Give again only the lines from the line that holds "Convert this screenshot" to the end of the data, inclusive, omitting all pictures.

──────

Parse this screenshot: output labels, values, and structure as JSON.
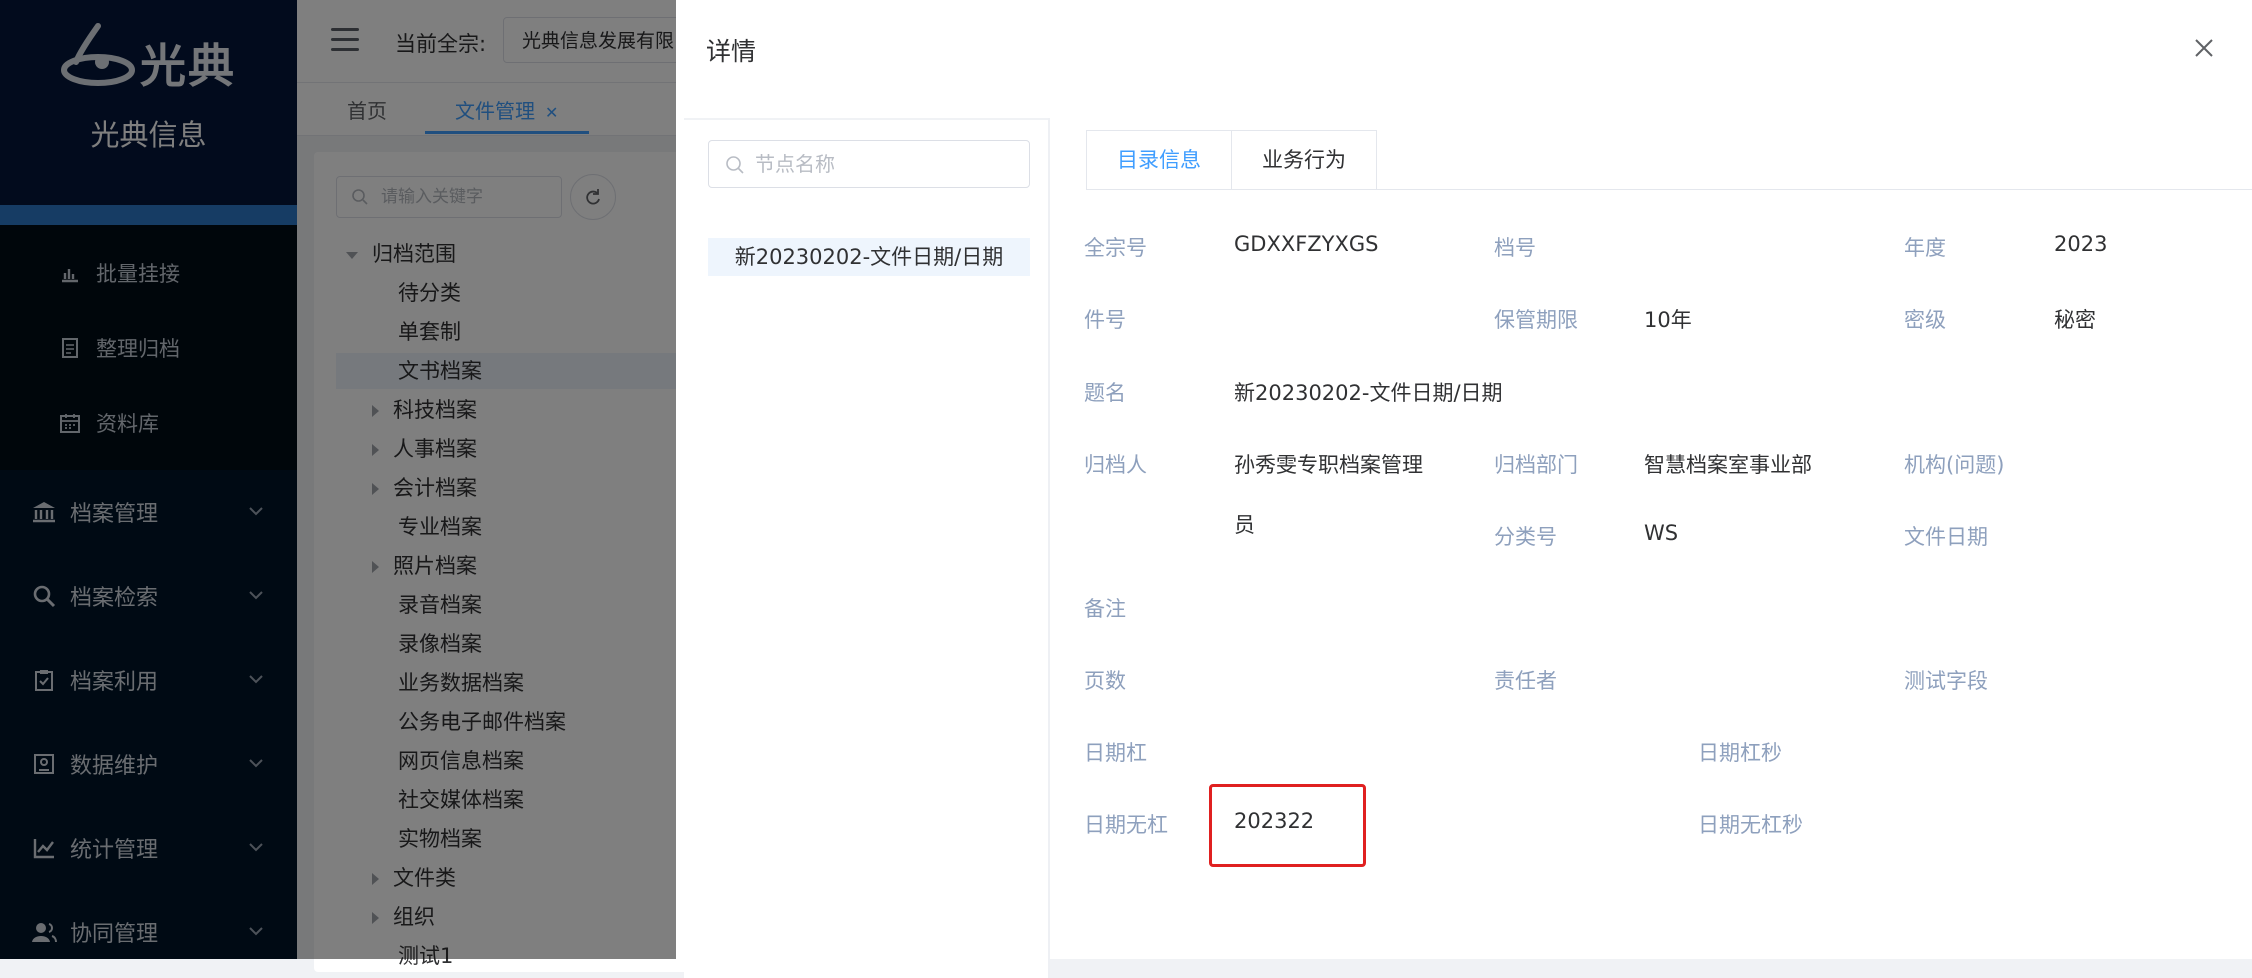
{
  "sidebar": {
    "logo_text": "光典",
    "brand_name": "光典信息",
    "sub_items": [
      {
        "label": "批量挂接",
        "icon": "bar-chart-icon"
      },
      {
        "label": "整理归档",
        "icon": "document-icon"
      },
      {
        "label": "资料库",
        "icon": "calendar-icon"
      }
    ],
    "menu_items": [
      {
        "label": "档案管理",
        "icon": "bank-icon"
      },
      {
        "label": "档案检索",
        "icon": "search-icon"
      },
      {
        "label": "档案利用",
        "icon": "clipboard-check-icon"
      },
      {
        "label": "数据维护",
        "icon": "database-icon"
      },
      {
        "label": "统计管理",
        "icon": "line-chart-icon"
      },
      {
        "label": "协同管理",
        "icon": "users-icon"
      }
    ]
  },
  "topbar": {
    "org_label": "当前全宗:",
    "org_value": "光典信息发展有限"
  },
  "page_tabs": [
    {
      "label": "首页"
    },
    {
      "label": "文件管理"
    }
  ],
  "tree": {
    "search_placeholder": "请输入关键字",
    "root": "归档范围",
    "nodes": [
      "待分类",
      "单套制",
      "文书档案",
      "科技档案",
      "人事档案",
      "会计档案",
      "专业档案",
      "照片档案",
      "录音档案",
      "录像档案",
      "业务数据档案",
      "公务电子邮件档案",
      "网页信息档案",
      "社交媒体档案",
      "实物档案",
      "文件类",
      "组织",
      "测试1"
    ]
  },
  "drawer": {
    "title": "详情",
    "node_search_placeholder": "节点名称",
    "node_item": "新20230202-文件日期/日期",
    "tabs": [
      {
        "label": "目录信息"
      },
      {
        "label": "业务行为"
      }
    ],
    "fields": {
      "qzh_label": "全宗号",
      "qzh_value": "GDXXFZYXGS",
      "dh_label": "档号",
      "dh_value": "",
      "nd_label": "年度",
      "nd_value": "2023",
      "jh_label": "件号",
      "jh_value": "",
      "bgqx_label": "保管期限",
      "bgqx_value": "10年",
      "mj_label": "密级",
      "mj_value": "秘密",
      "tm_label": "题名",
      "tm_value": "新20230202-文件日期/日期",
      "gdr_label": "归档人",
      "gdr_value_line1": "孙秀雯专职档案管理",
      "gdr_value_line2": "员",
      "gdbm_label": "归档部门",
      "gdbm_value": "智慧档案室事业部",
      "jg_label": "机构(问题)",
      "flh_label": "分类号",
      "flh_value": "WS",
      "wjrq_label": "文件日期",
      "bz_label": "备注",
      "ys_label": "页数",
      "zrz_label": "责任者",
      "cszd_label": "测试字段",
      "rqg_label": "日期杠",
      "rqgm_label": "日期杠秒",
      "rqwg_label": "日期无杠",
      "rqwg_value": "202322",
      "rqwgm_label": "日期无杠秒"
    }
  },
  "colors": {
    "sidebar_bg": "#001529",
    "accent": "#409eff",
    "highlight": "#e02020"
  }
}
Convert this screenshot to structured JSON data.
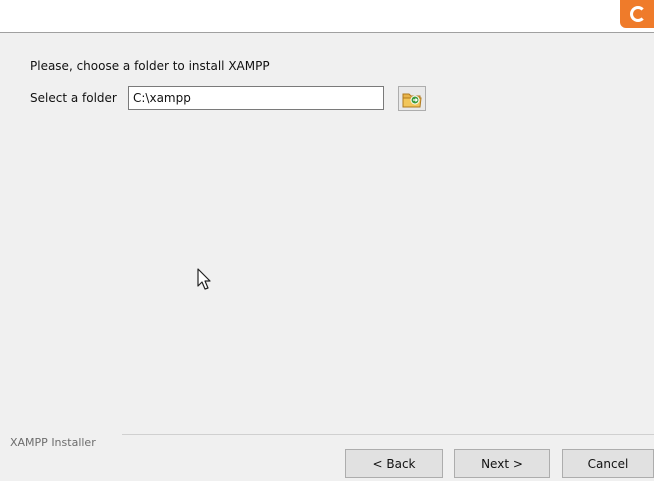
{
  "header": {
    "logo_icon": "xampp-logo-icon",
    "accent_color": "#ef7b2a"
  },
  "main": {
    "prompt": "Please, choose a folder to install XAMPP",
    "folder_label": "Select a folder",
    "folder_value": "C:\\xampp",
    "browse_icon": "folder-browse-icon"
  },
  "footer": {
    "group_label": "XAMPP Installer",
    "back_label": "< Back",
    "next_label": "Next >",
    "cancel_label": "Cancel"
  }
}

──────

THE COMPLETED TASK:
Convert this screenshot to structured JSON data.
{
  "header": {
    "logo_icon": "xampp-logo-icon",
    "accent_color": "#ef7b2a"
  },
  "main": {
    "prompt": "Please, choose a folder to install XAMPP",
    "folder_label": "Select a folder",
    "folder_value": "C:\\xampp",
    "browse_icon": "folder-browse-icon"
  },
  "footer": {
    "group_label": "XAMPP Installer",
    "back_label": "< Back",
    "next_label": "Next >",
    "cancel_label": "Cancel"
  }
}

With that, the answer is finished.